(Saved entries)

┌──

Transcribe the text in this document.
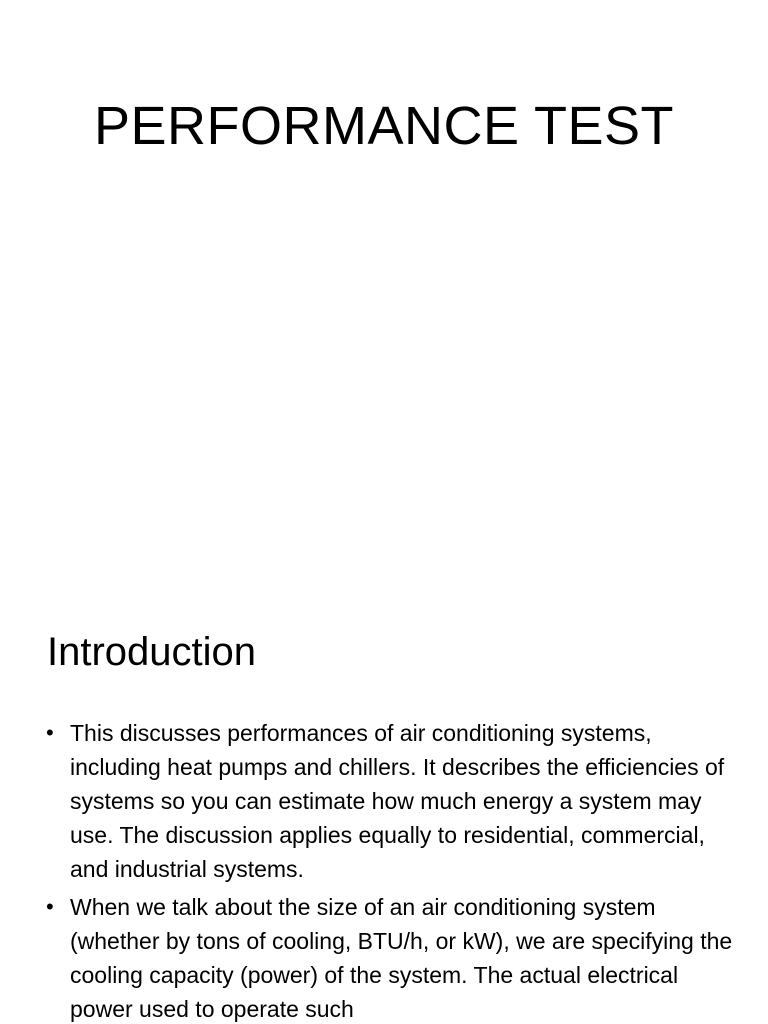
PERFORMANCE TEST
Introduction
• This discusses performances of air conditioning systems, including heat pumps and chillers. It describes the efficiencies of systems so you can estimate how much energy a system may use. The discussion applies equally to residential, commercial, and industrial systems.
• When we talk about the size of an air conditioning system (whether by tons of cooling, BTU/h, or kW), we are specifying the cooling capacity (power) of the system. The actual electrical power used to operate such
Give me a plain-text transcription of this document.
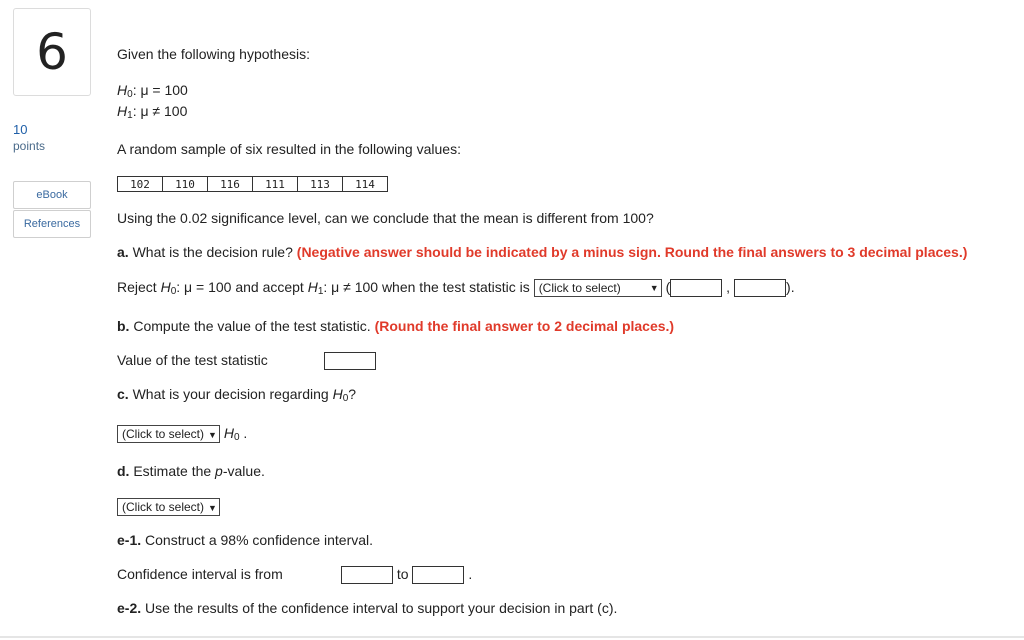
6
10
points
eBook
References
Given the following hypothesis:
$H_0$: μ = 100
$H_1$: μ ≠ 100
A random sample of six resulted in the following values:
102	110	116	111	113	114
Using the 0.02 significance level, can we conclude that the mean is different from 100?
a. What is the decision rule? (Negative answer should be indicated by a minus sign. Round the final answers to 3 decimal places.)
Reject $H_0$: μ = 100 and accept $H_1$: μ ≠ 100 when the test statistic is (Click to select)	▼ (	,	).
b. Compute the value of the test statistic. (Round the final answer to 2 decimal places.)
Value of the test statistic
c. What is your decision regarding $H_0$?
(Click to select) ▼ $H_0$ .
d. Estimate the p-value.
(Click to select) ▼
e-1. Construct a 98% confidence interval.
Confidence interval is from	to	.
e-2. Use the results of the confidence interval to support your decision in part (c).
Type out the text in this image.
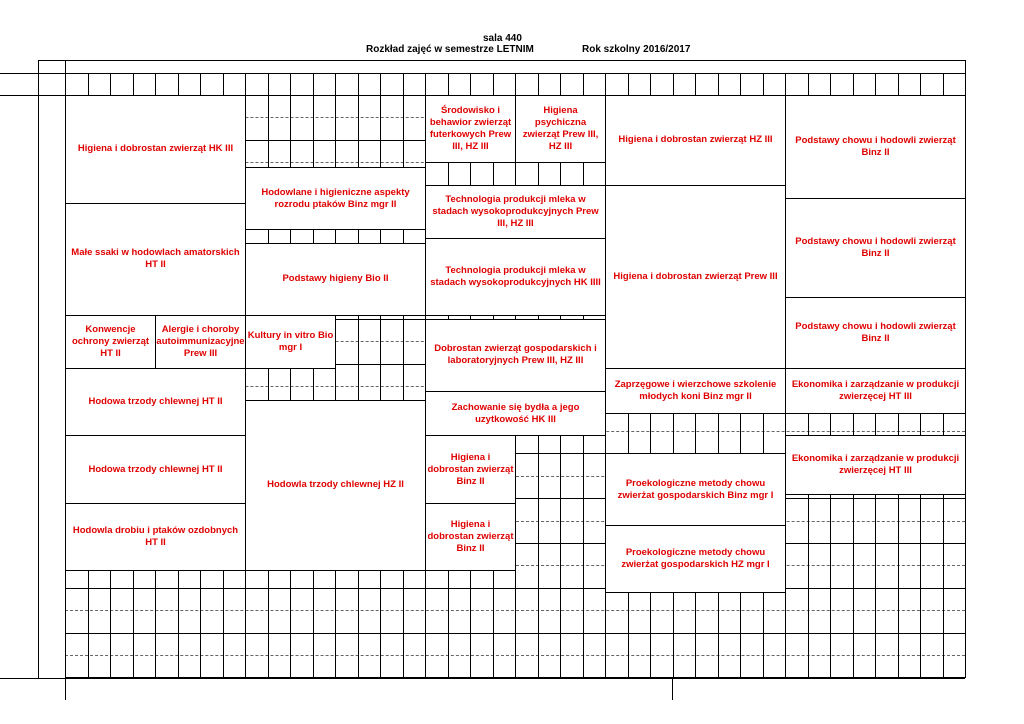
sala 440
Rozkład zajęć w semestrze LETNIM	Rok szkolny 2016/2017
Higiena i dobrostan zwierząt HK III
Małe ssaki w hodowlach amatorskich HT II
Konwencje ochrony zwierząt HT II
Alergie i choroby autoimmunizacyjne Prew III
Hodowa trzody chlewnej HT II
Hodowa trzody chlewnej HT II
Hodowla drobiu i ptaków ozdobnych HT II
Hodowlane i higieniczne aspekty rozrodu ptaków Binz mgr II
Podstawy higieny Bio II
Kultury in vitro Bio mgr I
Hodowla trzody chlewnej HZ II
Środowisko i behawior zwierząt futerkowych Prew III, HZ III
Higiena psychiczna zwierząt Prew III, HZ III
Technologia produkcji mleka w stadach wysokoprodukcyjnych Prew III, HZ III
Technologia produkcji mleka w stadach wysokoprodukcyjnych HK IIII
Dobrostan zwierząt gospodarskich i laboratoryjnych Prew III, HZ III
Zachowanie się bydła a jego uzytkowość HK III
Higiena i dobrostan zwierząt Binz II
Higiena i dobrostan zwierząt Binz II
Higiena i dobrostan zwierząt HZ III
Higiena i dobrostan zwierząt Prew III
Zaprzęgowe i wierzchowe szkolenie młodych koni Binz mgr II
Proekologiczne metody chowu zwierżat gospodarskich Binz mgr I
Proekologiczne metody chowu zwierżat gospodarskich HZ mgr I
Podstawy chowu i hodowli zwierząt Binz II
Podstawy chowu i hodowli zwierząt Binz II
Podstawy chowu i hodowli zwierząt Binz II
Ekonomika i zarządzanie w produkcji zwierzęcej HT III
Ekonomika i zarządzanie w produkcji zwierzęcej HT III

└──

STATED PROBLEM -
Filter out every line that lacks the word "Click", and copy the rest.

SOLUTION -
Reject $H_0$: μ = 100 and accept $H_1$: μ ≠ 100 when the test statistic is (Click to select)	▼ (	,	).
(Click to select) ▼ $H_0$ .
(Click to select) ▼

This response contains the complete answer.